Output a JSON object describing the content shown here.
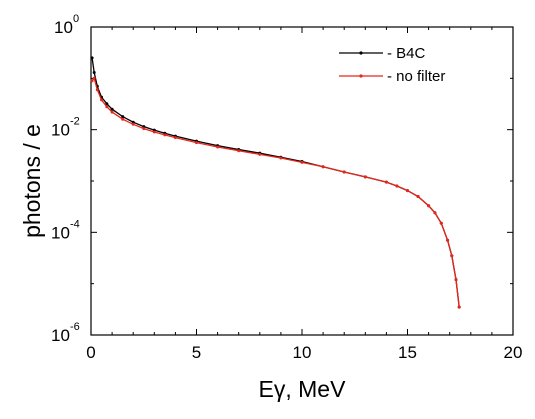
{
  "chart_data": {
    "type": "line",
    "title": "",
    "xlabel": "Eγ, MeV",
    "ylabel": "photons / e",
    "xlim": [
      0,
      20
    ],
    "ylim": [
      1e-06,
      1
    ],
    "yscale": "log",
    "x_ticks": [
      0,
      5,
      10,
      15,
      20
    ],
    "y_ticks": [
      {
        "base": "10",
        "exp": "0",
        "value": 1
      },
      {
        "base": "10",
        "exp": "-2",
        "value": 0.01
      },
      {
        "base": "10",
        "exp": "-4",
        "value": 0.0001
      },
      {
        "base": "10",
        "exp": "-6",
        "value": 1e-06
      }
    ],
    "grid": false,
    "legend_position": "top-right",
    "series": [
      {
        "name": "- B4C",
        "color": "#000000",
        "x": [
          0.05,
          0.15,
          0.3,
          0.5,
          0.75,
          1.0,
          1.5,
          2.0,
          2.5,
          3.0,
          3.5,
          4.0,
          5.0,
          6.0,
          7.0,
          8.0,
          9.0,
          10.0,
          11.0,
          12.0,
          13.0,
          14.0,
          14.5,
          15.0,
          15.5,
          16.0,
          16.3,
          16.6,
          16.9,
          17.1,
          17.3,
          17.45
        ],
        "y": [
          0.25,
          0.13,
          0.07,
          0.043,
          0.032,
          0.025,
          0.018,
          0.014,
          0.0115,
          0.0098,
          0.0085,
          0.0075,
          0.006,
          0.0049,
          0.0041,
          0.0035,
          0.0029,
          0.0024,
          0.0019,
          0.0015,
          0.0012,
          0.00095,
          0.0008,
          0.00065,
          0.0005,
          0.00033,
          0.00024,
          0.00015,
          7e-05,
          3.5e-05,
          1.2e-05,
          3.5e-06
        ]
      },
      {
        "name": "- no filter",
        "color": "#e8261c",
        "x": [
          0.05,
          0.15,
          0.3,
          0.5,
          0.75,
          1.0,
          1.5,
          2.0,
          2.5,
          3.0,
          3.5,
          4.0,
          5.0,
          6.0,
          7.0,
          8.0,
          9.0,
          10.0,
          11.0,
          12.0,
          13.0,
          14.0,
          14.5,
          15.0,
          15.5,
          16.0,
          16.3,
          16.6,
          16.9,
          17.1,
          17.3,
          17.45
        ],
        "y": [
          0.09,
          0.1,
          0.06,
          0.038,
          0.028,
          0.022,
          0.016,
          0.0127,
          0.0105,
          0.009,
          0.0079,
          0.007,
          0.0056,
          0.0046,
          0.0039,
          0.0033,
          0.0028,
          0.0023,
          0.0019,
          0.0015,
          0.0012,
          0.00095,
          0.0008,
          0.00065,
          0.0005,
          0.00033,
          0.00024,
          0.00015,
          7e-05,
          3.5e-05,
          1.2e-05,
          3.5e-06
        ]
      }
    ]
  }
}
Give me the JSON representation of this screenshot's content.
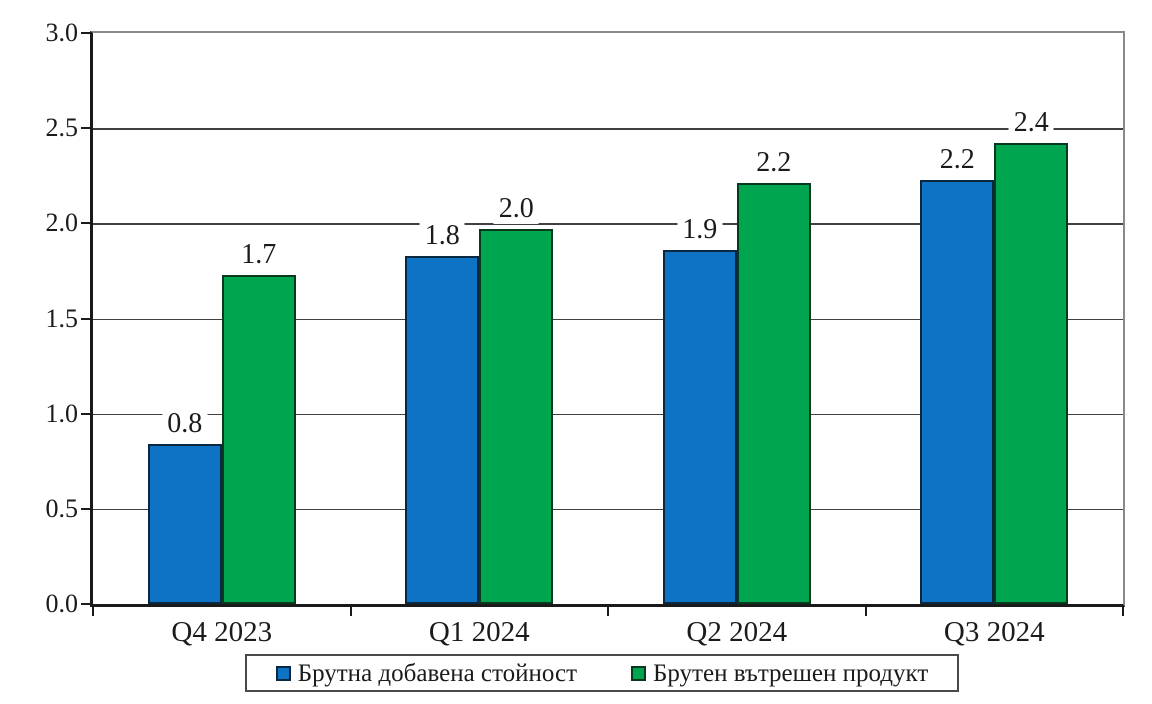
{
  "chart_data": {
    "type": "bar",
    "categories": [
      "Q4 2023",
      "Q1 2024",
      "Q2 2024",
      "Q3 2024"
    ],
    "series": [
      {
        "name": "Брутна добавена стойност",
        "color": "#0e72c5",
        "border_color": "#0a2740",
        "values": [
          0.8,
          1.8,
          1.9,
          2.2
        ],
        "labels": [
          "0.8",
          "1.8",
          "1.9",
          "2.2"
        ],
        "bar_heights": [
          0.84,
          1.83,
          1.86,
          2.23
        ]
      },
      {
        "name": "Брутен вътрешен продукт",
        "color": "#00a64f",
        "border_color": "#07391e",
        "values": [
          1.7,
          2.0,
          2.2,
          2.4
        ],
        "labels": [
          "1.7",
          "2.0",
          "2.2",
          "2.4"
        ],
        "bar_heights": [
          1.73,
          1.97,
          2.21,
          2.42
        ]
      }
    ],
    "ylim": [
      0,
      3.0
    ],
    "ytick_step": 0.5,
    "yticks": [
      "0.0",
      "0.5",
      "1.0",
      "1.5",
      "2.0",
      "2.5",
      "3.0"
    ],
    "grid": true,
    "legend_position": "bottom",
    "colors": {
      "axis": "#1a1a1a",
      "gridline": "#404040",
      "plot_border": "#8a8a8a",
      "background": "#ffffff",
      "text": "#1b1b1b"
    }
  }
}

.....

# [Direction]
All the lines above are to be reproduced exactly, except the pictures.

# [Written response]
Output a JSON object describing the content shown here.
{
  "chart_data": {
    "type": "line",
    "title": "",
    "xlabel": "Eγ, MeV",
    "ylabel": "photons / e",
    "xlim": [
      0,
      20
    ],
    "ylim": [
      1e-06,
      1
    ],
    "yscale": "log",
    "x_ticks": [
      0,
      5,
      10,
      15,
      20
    ],
    "y_ticks": [
      {
        "base": "10",
        "exp": "0",
        "value": 1
      },
      {
        "base": "10",
        "exp": "-2",
        "value": 0.01
      },
      {
        "base": "10",
        "exp": "-4",
        "value": 0.0001
      },
      {
        "base": "10",
        "exp": "-6",
        "value": 1e-06
      }
    ],
    "grid": false,
    "legend_position": "top-right",
    "series": [
      {
        "name": "- B4C",
        "color": "#000000",
        "x": [
          0.05,
          0.15,
          0.3,
          0.5,
          0.75,
          1.0,
          1.5,
          2.0,
          2.5,
          3.0,
          3.5,
          4.0,
          5.0,
          6.0,
          7.0,
          8.0,
          9.0,
          10.0,
          11.0,
          12.0,
          13.0,
          14.0,
          14.5,
          15.0,
          15.5,
          16.0,
          16.3,
          16.6,
          16.9,
          17.1,
          17.3,
          17.45
        ],
        "y": [
          0.25,
          0.13,
          0.07,
          0.043,
          0.032,
          0.025,
          0.018,
          0.014,
          0.0115,
          0.0098,
          0.0085,
          0.0075,
          0.006,
          0.0049,
          0.0041,
          0.0035,
          0.0029,
          0.0024,
          0.0019,
          0.0015,
          0.0012,
          0.00095,
          0.0008,
          0.00065,
          0.0005,
          0.00033,
          0.00024,
          0.00015,
          7e-05,
          3.5e-05,
          1.2e-05,
          3.5e-06
        ]
      },
      {
        "name": "- no filter",
        "color": "#e8261c",
        "x": [
          0.05,
          0.15,
          0.3,
          0.5,
          0.75,
          1.0,
          1.5,
          2.0,
          2.5,
          3.0,
          3.5,
          4.0,
          5.0,
          6.0,
          7.0,
          8.0,
          9.0,
          10.0,
          11.0,
          12.0,
          13.0,
          14.0,
          14.5,
          15.0,
          15.5,
          16.0,
          16.3,
          16.6,
          16.9,
          17.1,
          17.3,
          17.45
        ],
        "y": [
          0.09,
          0.1,
          0.06,
          0.038,
          0.028,
          0.022,
          0.016,
          0.0127,
          0.0105,
          0.009,
          0.0079,
          0.007,
          0.0056,
          0.0046,
          0.0039,
          0.0033,
          0.0028,
          0.0023,
          0.0019,
          0.0015,
          0.0012,
          0.00095,
          0.0008,
          0.00065,
          0.0005,
          0.00033,
          0.00024,
          0.00015,
          7e-05,
          3.5e-05,
          1.2e-05,
          3.5e-06
        ]
      }
    ]
  }
}
Give me the JSON representation of this screenshot's content.
{
  "chart_data": {
    "type": "bar",
    "categories": [
      "Q4 2023",
      "Q1 2024",
      "Q2 2024",
      "Q3 2024"
    ],
    "series": [
      {
        "name": "Брутна добавена стойност",
        "color": "#0e72c5",
        "border_color": "#0a2740",
        "values": [
          0.8,
          1.8,
          1.9,
          2.2
        ],
        "labels": [
          "0.8",
          "1.8",
          "1.9",
          "2.2"
        ],
        "bar_heights": [
          0.84,
          1.83,
          1.86,
          2.23
        ]
      },
      {
        "name": "Брутен вътрешен продукт",
        "color": "#00a64f",
        "border_color": "#07391e",
        "values": [
          1.7,
          2.0,
          2.2,
          2.4
        ],
        "labels": [
          "1.7",
          "2.0",
          "2.2",
          "2.4"
        ],
        "bar_heights": [
          1.73,
          1.97,
          2.21,
          2.42
        ]
      }
    ],
    "ylim": [
      0,
      3.0
    ],
    "ytick_step": 0.5,
    "yticks": [
      "0.0",
      "0.5",
      "1.0",
      "1.5",
      "2.0",
      "2.5",
      "3.0"
    ],
    "grid": true,
    "legend_position": "bottom",
    "colors": {
      "axis": "#1a1a1a",
      "gridline": "#404040",
      "plot_border": "#8a8a8a",
      "background": "#ffffff",
      "text": "#1b1b1b"
    }
  }
}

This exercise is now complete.